== What you should do ==
Copy nothing but the text: repeat each entry exactly and drop the images.

---

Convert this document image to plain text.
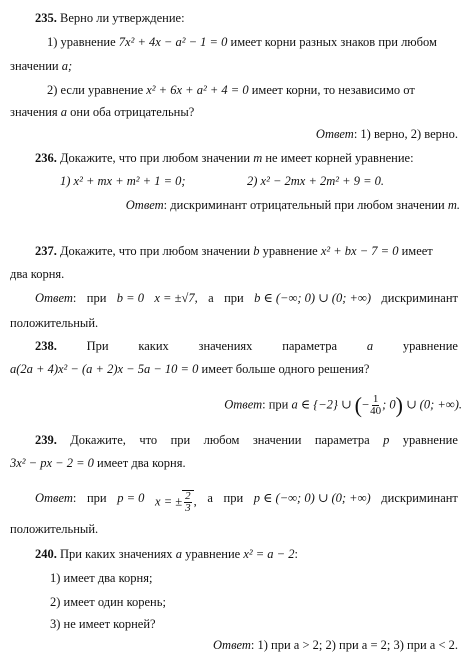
235. Верно ли утверждение:
1) уравнение 7x² + 4x − a² − 1 = 0 имеет корни разных знаков при любом
значении a;
2) если уравнение x² + 6x + a² + 4 = 0 имеет корни, то независимо от
значения a они оба отрицательны?
Ответ: 1) верно, 2) верно.
236. Докажите, что при любом значении m не имеет корней уравнение:
1) x² + mx + m² + 1 = 0;	2) x² − 2mx + 2m² + 9 = 0.
Ответ: дискриминант отрицательный при любом значении m.
237. Докажите, что при любом значении b уравнение x² + bx − 7 = 0 имеет
два корня.
Ответ: при b = 0 x = ±√7, а при b ∈ (−∞; 0) ∪ (0; +∞) дискриминант
положительный.
238. При каких значениях параметра a уравнение
a(2a + 4)x² − (a + 2)x − 5a − 10 = 0 имеет больше одного решения?
Ответ: при a ∈ {−2} ∪ (− $\frac{1}{40}$ ; 0) ∪ (0; +∞).
239. Докажите, что при любом значении параметра p уравнение
3x² − px − 2 = 0 имеет два корня.
Ответ: при p = 0 x = ± $\frac{2}{3}$ , а при p ∈ (−∞; 0) ∪ (0; +∞) дискриминант
положительный.
240. При каких значениях a уравнение x² = a − 2:
1) имеет два корня;
2) имеет один корень;
3) не имеет корней?
Ответ: 1) при a > 2; 2) при a = 2; 3) при a < 2.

---

== Completed exercise ==
Convert this document image to plain text.
235. Верно ли утверждение:
1) уравнение 7x² + 4x − a² − 1 = 0 имеет корни разных знаков при любом
значении a;
2) если уравнение x² + 6x + a² + 4 = 0 имеет корни, то независимо от
значения a они оба отрицательны?
Ответ: 1) верно, 2) верно.
236. Докажите, что при любом значении m не имеет корней уравнение:
1) x² + mx + m² + 1 = 0;	2) x² − 2mx + 2m² + 9 = 0.
Ответ: дискриминант отрицательный при любом значении m.
237. Докажите, что при любом значении b уравнение x² + bx − 7 = 0 имеет
два корня.
Ответ: при b = 0 x = ±√7, а при b ∈ (−∞; 0) ∪ (0; +∞) дискриминант
положительный.
238. При каких значениях параметра a уравнение
a(2a + 4)x² − (a + 2)x − 5a − 10 = 0 имеет больше одного решения?
Ответ: при a ∈ {−2} ∪ (− $\frac{1}{40}$ ; 0) ∪ (0; +∞).
239. Докажите, что при любом значении параметра p уравнение
3x² − px − 2 = 0 имеет два корня.
Ответ: при p = 0 x = ± $\frac{2}{3}$ , а при p ∈ (−∞; 0) ∪ (0; +∞) дискриминант
положительный.
240. При каких значениях a уравнение x² = a − 2:
1) имеет два корня;
2) имеет один корень;
3) не имеет корней?
Ответ: 1) при a > 2; 2) при a = 2; 3) при a < 2.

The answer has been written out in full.